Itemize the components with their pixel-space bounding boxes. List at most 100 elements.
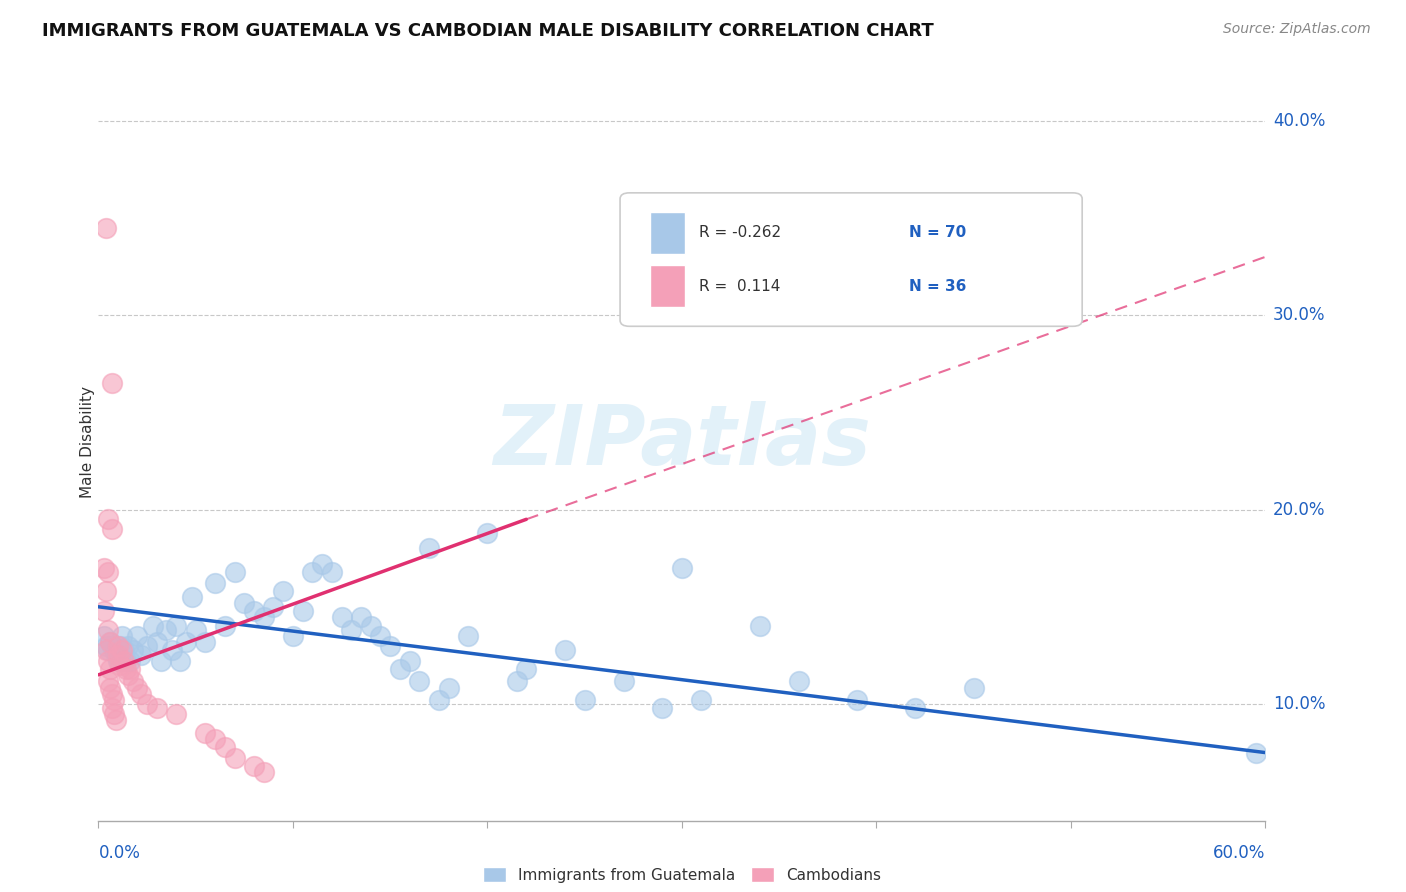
Point [118,654,141,668]
Point [224,751,246,765]
Point [136,639,159,653]
Y-axis label: Male Disability: Male Disability [80,385,94,498]
Text: 20.0%: 20.0% [1274,500,1326,518]
Point [748,619,770,633]
Point [122,673,145,688]
Point [96,639,118,653]
Point [169,654,191,668]
Point [127,629,149,643]
Point [101,376,124,391]
Point [505,673,527,688]
Point [98,634,121,648]
Text: ZIPatlas: ZIPatlas [494,401,870,482]
Text: 40.0%: 40.0% [1274,112,1326,129]
Point [271,584,294,599]
Point [97,642,120,657]
Point [613,673,636,688]
Point [93,629,115,643]
Point [103,693,125,707]
Point [146,634,169,648]
Point [107,648,129,663]
Point [262,599,284,614]
Point [330,609,353,624]
Point [108,658,131,673]
Text: Source: ZipAtlas.com: Source: ZipAtlas.com [1223,22,1371,37]
Point [98,662,121,676]
Point [93,604,115,618]
Point [111,629,134,643]
Point [103,706,125,721]
Point [98,634,121,648]
Point [101,639,124,653]
Point [671,561,693,575]
Text: R =  0.114: R = 0.114 [699,279,780,293]
Point [651,701,673,715]
Point [370,629,392,643]
Point [398,654,420,668]
Point [129,687,152,701]
Point [107,654,129,668]
Text: 30.0%: 30.0% [1274,306,1326,324]
Point [101,687,124,701]
Point [108,639,131,653]
Point [117,668,139,682]
Point [311,557,333,571]
Point [142,619,165,633]
Point [149,654,172,668]
Point [103,642,125,657]
Point [194,726,217,740]
Text: N = 36: N = 36 [910,279,967,293]
Point [107,639,129,653]
Bar [651,266,685,307]
Point [114,662,136,676]
Point [97,623,120,637]
Point [136,697,159,711]
Point [122,642,145,657]
Point [114,654,136,668]
Point [155,623,177,637]
Point [112,642,135,657]
Point [787,673,810,688]
Point [418,541,440,556]
Text: R = -0.262: R = -0.262 [699,226,782,240]
Point [350,609,373,624]
Point [180,590,202,604]
Point [243,759,266,773]
Point [253,765,276,780]
Point [437,681,460,696]
Point [846,693,869,707]
Text: 0.0%: 0.0% [98,844,141,862]
Point [214,739,236,754]
FancyBboxPatch shape [620,193,1083,326]
Point [690,693,713,707]
Point [1244,746,1267,760]
Point [214,619,236,633]
Point [253,609,276,624]
Point [118,662,141,676]
Point [129,648,152,663]
Point [165,619,187,633]
Point [111,642,134,657]
Point [97,512,120,526]
Point [104,713,127,727]
Point [477,525,499,540]
Point [204,731,226,746]
Point [165,706,187,721]
Point [281,629,304,643]
Point [457,629,479,643]
Point [962,681,984,696]
Point [97,565,120,579]
Point [380,639,402,653]
Point [224,565,246,579]
Point [408,673,430,688]
Point [117,639,139,653]
Point [243,604,266,618]
Legend: Immigrants from Guatemala, Cambodians: Immigrants from Guatemala, Cambodians [477,861,887,888]
Point [340,623,363,637]
Point [97,654,120,668]
Point [162,642,184,657]
Text: N = 70: N = 70 [910,226,967,240]
Point [301,565,323,579]
Point [93,561,115,575]
Point [98,681,121,696]
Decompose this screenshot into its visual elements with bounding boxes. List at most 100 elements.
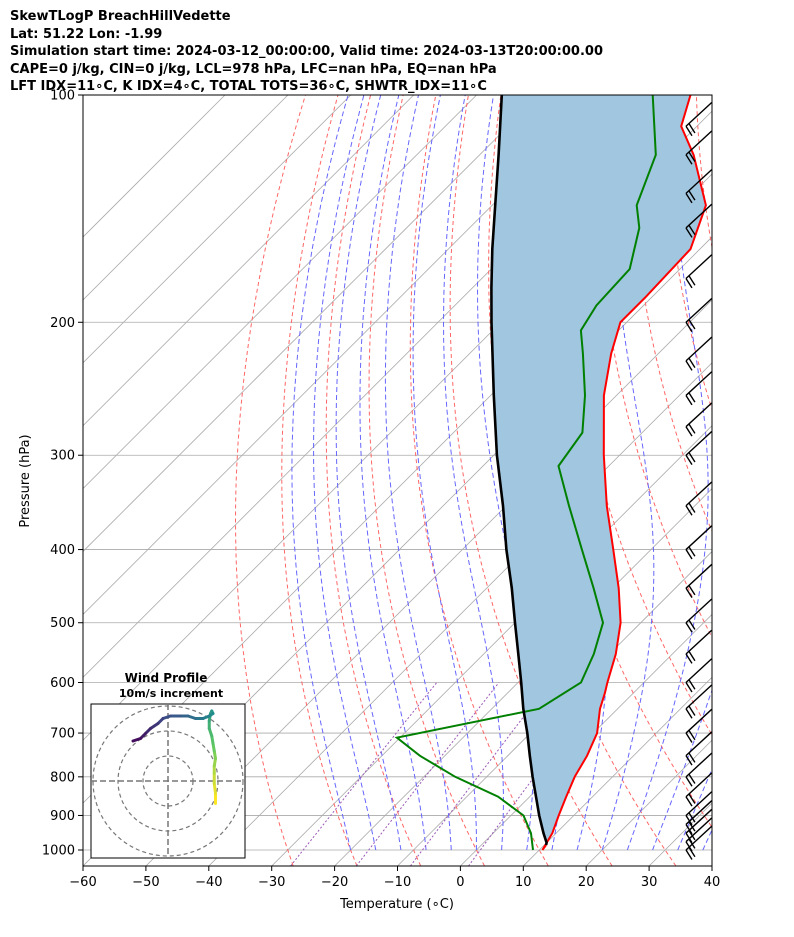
barb-flag <box>685 454 693 466</box>
moist-adiabat <box>335 95 402 851</box>
dry-adiabat <box>695 95 712 250</box>
isotherm-line <box>83 95 477 490</box>
dry-adiabat <box>234 95 306 866</box>
barb-staff <box>685 430 713 456</box>
barb-staff <box>685 298 713 323</box>
wind-barb <box>685 800 713 835</box>
isotherm-line <box>83 95 540 553</box>
barb-flag <box>685 395 693 406</box>
wind-barb <box>685 430 713 466</box>
y-tick-label: 900 <box>50 809 75 824</box>
indices-line-1: CAPE=0 j/kg, CIN=0 j/kg, LCL=978 hPa, LF… <box>10 61 497 77</box>
barb-staff <box>685 371 713 396</box>
barb-staff <box>685 658 713 684</box>
wind-barb <box>685 563 713 598</box>
moist-adiabat <box>442 95 504 851</box>
dry-adiabat <box>325 95 422 866</box>
barb-staff <box>685 825 713 851</box>
y-tick-label: 600 <box>50 676 75 691</box>
barb-flag <box>688 773 696 784</box>
barb-staff <box>685 772 713 798</box>
wind-barb <box>685 169 713 204</box>
barb-flag <box>688 752 696 763</box>
isotherm-line <box>397 550 712 866</box>
moist-adiabat <box>412 95 477 850</box>
isotherm-line <box>83 95 289 301</box>
indices-line-2: LFT IDX=11∘C, K IDX=4∘C, TOTAL TOTS=36∘C… <box>10 79 487 95</box>
barb-flag <box>685 278 693 289</box>
barb-staff <box>685 752 713 778</box>
dry-adiabat <box>409 95 549 866</box>
isotherm-line <box>523 676 712 866</box>
barb-staff <box>685 169 713 194</box>
wind-barb <box>685 708 713 743</box>
barb-staff <box>685 817 713 843</box>
barb-flag <box>685 622 693 633</box>
parcel-line <box>490 95 548 846</box>
y-tick-label: 200 <box>50 316 75 331</box>
temperature-line <box>541 95 707 851</box>
barb-staff <box>685 598 713 624</box>
barb-flag <box>688 679 696 690</box>
isotherm-line <box>83 95 414 427</box>
y-tick-label: 100 <box>50 89 75 104</box>
mixing-ratio-line <box>355 682 500 866</box>
barb-flag <box>688 357 696 368</box>
barb-flag <box>688 729 696 741</box>
barb-staff <box>685 731 713 757</box>
barb-flag <box>688 224 696 236</box>
barb-staff <box>685 101 713 127</box>
isotherm-line <box>711 865 712 866</box>
wind-barb <box>685 402 713 437</box>
x-tick-label: −10 <box>384 875 411 890</box>
x-tick-label: 10 <box>515 875 532 890</box>
dry-adiabat <box>449 95 613 866</box>
barb-staff <box>685 130 713 156</box>
wind-barb <box>685 684 713 719</box>
hodograph-subtitle: 10m/s increment <box>119 687 223 700</box>
isotherm-line <box>83 95 603 615</box>
barb-flag <box>688 502 696 513</box>
moist-adiabat <box>702 828 712 851</box>
wind-barb <box>685 731 713 766</box>
wind-barb <box>685 336 713 371</box>
chart-header: SkewTLogP BreachHillVedette Lat: 51.22 L… <box>10 8 603 96</box>
wind-barb <box>685 130 713 165</box>
barb-flag <box>688 812 696 823</box>
barb-flag <box>688 619 696 630</box>
barb-flag <box>685 708 693 719</box>
wind-barb <box>685 598 713 633</box>
x-tick-label: 0 <box>456 875 464 890</box>
barb-staff <box>685 402 713 428</box>
hodograph-segment <box>149 722 160 730</box>
dewpoint-line <box>394 95 657 851</box>
wind-barb <box>685 371 713 406</box>
y-tick-label: 800 <box>50 770 75 785</box>
moist-adiabat <box>291 95 352 851</box>
barb-flag <box>688 650 696 662</box>
wind-barb <box>685 101 713 137</box>
mixing-ratio-line <box>290 682 438 866</box>
dry-adiabat <box>729 95 794 866</box>
barb-flag <box>688 546 696 557</box>
y-tick-label: 400 <box>50 543 75 558</box>
barb-flag <box>688 830 696 841</box>
y-tick-label: 300 <box>50 449 75 464</box>
barb-staff <box>685 525 713 551</box>
barb-flag <box>688 585 696 596</box>
barb-flag <box>685 193 693 204</box>
cin-shading <box>491 95 706 850</box>
dry-adiabat <box>368 95 485 866</box>
barb-staff <box>685 481 713 507</box>
x-tick-label: −50 <box>132 875 159 890</box>
isotherm-line <box>334 488 712 866</box>
wind-barb <box>685 658 713 693</box>
barb-flag <box>688 392 696 403</box>
barb-staff <box>685 629 713 655</box>
barb-flag <box>685 321 693 333</box>
barb-flag <box>688 452 696 463</box>
x-axis-label: Temperature (∘C) <box>339 897 454 912</box>
moist-adiabat <box>384 95 452 850</box>
y-tick-label: 700 <box>50 727 75 742</box>
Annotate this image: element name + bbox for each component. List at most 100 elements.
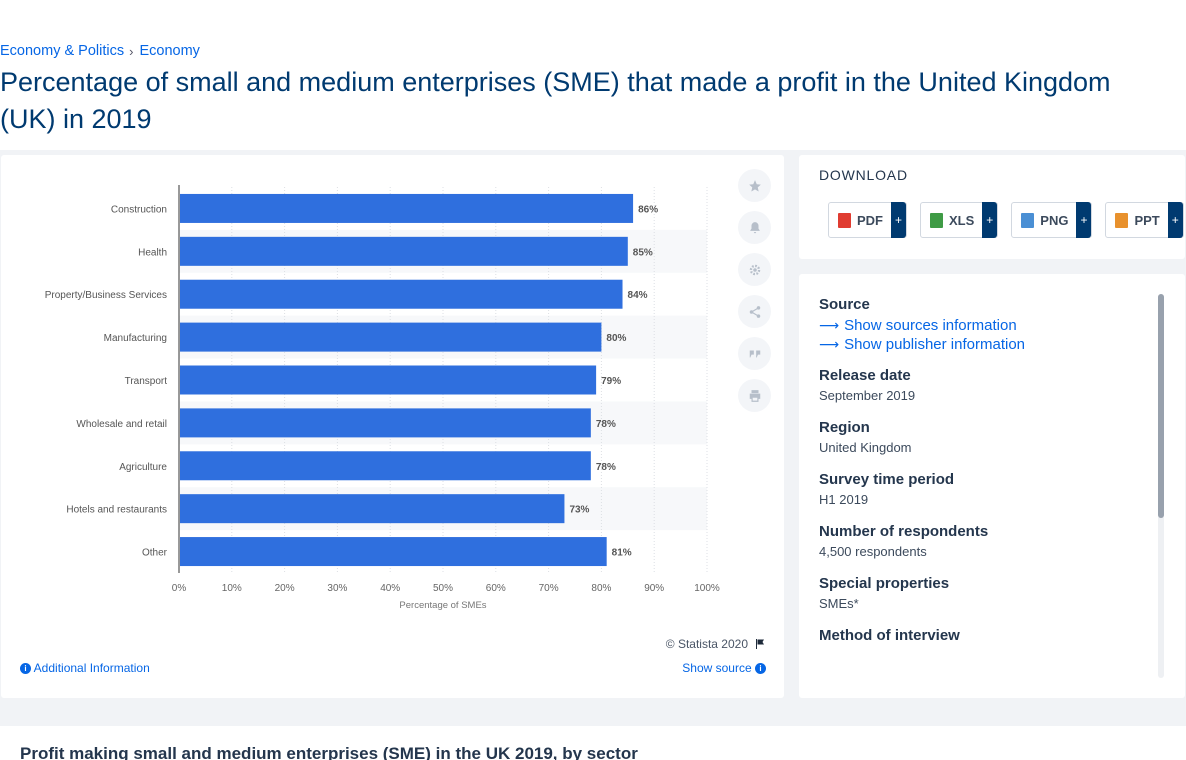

========

THE REQUEST » List every row above that contains the string "with". Matching is case-sensitive.

RESULT »
Itemize the components with their pixel-space bounding boxes. List at most 100 elements.
Decompose this screenshot into its visual elements with bounding boxes. List at most 100 elements.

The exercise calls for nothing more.